[Collected data entries]
*-*-*
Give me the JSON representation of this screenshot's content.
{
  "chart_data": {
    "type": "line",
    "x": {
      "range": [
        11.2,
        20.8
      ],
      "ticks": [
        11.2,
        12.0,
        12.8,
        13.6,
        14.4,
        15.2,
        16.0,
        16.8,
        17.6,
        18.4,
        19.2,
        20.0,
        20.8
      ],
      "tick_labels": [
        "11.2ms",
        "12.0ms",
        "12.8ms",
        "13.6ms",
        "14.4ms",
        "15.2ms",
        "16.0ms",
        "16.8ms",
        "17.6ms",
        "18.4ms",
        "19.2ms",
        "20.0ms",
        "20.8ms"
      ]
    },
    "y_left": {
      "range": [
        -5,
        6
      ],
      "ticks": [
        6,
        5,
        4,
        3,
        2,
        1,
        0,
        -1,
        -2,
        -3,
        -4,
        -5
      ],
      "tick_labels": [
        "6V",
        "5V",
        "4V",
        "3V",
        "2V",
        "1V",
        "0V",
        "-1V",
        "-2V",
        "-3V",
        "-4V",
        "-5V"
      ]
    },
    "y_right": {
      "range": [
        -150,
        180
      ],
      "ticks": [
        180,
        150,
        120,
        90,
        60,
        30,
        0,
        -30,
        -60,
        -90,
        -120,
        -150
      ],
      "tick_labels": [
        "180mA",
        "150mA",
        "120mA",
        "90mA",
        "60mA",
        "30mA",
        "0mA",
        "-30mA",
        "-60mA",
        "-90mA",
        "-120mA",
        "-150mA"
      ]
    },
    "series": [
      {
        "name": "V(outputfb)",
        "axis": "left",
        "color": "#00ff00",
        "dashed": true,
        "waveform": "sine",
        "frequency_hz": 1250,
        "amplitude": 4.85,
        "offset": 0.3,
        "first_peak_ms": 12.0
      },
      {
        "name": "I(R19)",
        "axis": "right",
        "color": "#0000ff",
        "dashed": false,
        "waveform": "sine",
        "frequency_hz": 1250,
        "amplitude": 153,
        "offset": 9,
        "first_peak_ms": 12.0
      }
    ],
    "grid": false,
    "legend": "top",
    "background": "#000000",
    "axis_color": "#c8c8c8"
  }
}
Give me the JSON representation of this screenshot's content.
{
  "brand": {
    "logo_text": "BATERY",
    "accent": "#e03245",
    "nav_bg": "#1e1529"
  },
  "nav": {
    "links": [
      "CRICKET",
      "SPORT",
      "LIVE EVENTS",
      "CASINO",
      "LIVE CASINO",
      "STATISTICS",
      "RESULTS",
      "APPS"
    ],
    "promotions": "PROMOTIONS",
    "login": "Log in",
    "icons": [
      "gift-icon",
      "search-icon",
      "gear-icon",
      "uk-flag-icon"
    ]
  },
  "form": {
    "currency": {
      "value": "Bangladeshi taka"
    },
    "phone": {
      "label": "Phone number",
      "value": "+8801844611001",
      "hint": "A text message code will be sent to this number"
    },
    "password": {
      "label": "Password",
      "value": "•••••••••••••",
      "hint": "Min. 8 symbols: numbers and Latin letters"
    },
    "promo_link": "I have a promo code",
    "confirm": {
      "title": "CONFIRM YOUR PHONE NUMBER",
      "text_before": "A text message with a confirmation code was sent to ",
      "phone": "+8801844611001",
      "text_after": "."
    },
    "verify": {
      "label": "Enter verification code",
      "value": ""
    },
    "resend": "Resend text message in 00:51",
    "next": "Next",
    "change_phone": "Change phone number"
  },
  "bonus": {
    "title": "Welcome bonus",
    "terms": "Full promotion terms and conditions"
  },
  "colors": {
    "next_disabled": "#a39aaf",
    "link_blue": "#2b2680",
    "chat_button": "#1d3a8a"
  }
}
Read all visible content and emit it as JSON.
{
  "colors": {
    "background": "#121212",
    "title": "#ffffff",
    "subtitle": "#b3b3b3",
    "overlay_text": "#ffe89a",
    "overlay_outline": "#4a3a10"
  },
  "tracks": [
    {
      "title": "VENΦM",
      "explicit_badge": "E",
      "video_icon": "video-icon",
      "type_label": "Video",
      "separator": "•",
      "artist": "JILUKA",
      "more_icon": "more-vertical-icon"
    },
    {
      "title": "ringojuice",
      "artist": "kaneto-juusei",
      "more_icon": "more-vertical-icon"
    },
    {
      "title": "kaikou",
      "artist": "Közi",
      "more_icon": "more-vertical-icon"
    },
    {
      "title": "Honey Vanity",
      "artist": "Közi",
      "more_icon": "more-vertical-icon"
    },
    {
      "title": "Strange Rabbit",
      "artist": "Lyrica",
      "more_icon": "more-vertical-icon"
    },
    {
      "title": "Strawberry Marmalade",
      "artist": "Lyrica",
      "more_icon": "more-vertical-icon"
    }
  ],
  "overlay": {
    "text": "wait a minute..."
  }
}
*-*-*
EXERCISE AIM -
Repeat the data above, word for word.

EXPECTED OUTPUT -
Give me the JSON representation of this screenshot's content.
{
  "chart_data": {
    "type": "line",
    "x": {
      "range": [
        11.2,
        20.8
      ],
      "ticks": [
        11.2,
        12.0,
        12.8,
        13.6,
        14.4,
        15.2,
        16.0,
        16.8,
        17.6,
        18.4,
        19.2,
        20.0,
        20.8
      ],
      "tick_labels": [
        "11.2ms",
        "12.0ms",
        "12.8ms",
        "13.6ms",
        "14.4ms",
        "15.2ms",
        "16.0ms",
        "16.8ms",
        "17.6ms",
        "18.4ms",
        "19.2ms",
        "20.0ms",
        "20.8ms"
      ]
    },
    "y_left": {
      "range": [
        -5,
        6
      ],
      "ticks": [
        6,
        5,
        4,
        3,
        2,
        1,
        0,
        -1,
        -2,
        -3,
        -4,
        -5
      ],
      "tick_labels": [
        "6V",
        "5V",
        "4V",
        "3V",
        "2V",
        "1V",
        "0V",
        "-1V",
        "-2V",
        "-3V",
        "-4V",
        "-5V"
      ]
    },
    "y_right": {
      "range": [
        -150,
        180
      ],
      "ticks": [
        180,
        150,
        120,
        90,
        60,
        30,
        0,
        -30,
        -60,
        -90,
        -120,
        -150
      ],
      "tick_labels": [
        "180mA",
        "150mA",
        "120mA",
        "90mA",
        "60mA",
        "30mA",
        "0mA",
        "-30mA",
        "-60mA",
        "-90mA",
        "-120mA",
        "-150mA"
      ]
    },
    "series": [
      {
        "name": "V(outputfb)",
        "axis": "left",
        "color": "#00ff00",
        "dashed": true,
        "waveform": "sine",
        "frequency_hz": 1250,
        "amplitude": 4.85,
        "offset": 0.3,
        "first_peak_ms": 12.0
      },
      {
        "name": "I(R19)",
        "axis": "right",
        "color": "#0000ff",
        "dashed": false,
        "waveform": "sine",
        "frequency_hz": 1250,
        "amplitude": 153,
        "offset": 9,
        "first_peak_ms": 12.0
      }
    ],
    "grid": false,
    "legend": "top",
    "background": "#000000",
    "axis_color": "#c8c8c8"
  }
}
Give me the JSON representation of this screenshot's content.
{
  "brand": {
    "logo_text": "BATERY",
    "accent": "#e03245",
    "nav_bg": "#1e1529"
  },
  "nav": {
    "links": [
      "CRICKET",
      "SPORT",
      "LIVE EVENTS",
      "CASINO",
      "LIVE CASINO",
      "STATISTICS",
      "RESULTS",
      "APPS"
    ],
    "promotions": "PROMOTIONS",
    "login": "Log in",
    "icons": [
      "gift-icon",
      "search-icon",
      "gear-icon",
      "uk-flag-icon"
    ]
  },
  "form": {
    "currency": {
      "value": "Bangladeshi taka"
    },
    "phone": {
      "label": "Phone number",
      "value": "+8801844611001",
      "hint": "A text message code will be sent to this number"
    },
    "password": {
      "label": "Password",
      "value": "•••••••••••••",
      "hint": "Min. 8 symbols: numbers and Latin letters"
    },
    "promo_link": "I have a promo code",
    "confirm": {
      "title": "CONFIRM YOUR PHONE NUMBER",
      "text_before": "A text message with a confirmation code was sent to ",
      "phone": "+8801844611001",
      "text_after": "."
    },
    "verify": {
      "label": "Enter verification code",
      "value": ""
    },
    "resend": "Resend text message in 00:51",
    "next": "Next",
    "change_phone": "Change phone number"
  },
  "bonus": {
    "title": "Welcome bonus",
    "terms": "Full promotion terms and conditions"
  },
  "colors": {
    "next_disabled": "#a39aaf",
    "link_blue": "#2b2680",
    "chat_button": "#1d3a8a"
  }
}
Read all visible content and emit it as JSON.
{
  "colors": {
    "background": "#121212",
    "title": "#ffffff",
    "subtitle": "#b3b3b3",
    "overlay_text": "#ffe89a",
    "overlay_outline": "#4a3a10"
  },
  "tracks": [
    {
      "title": "VENΦM",
      "explicit_badge": "E",
      "video_icon": "video-icon",
      "type_label": "Video",
      "separator": "•",
      "artist": "JILUKA",
      "more_icon": "more-vertical-icon"
    },
    {
      "title": "ringojuice",
      "artist": "kaneto-juusei",
      "more_icon": "more-vertical-icon"
    },
    {
      "title": "kaikou",
      "artist": "Közi",
      "more_icon": "more-vertical-icon"
    },
    {
      "title": "Honey Vanity",
      "artist": "Közi",
      "more_icon": "more-vertical-icon"
    },
    {
      "title": "Strange Rabbit",
      "artist": "Lyrica",
      "more_icon": "more-vertical-icon"
    },
    {
      "title": "Strawberry Marmalade",
      "artist": "Lyrica",
      "more_icon": "more-vertical-icon"
    }
  ],
  "overlay": {
    "text": "wait a minute..."
  }
}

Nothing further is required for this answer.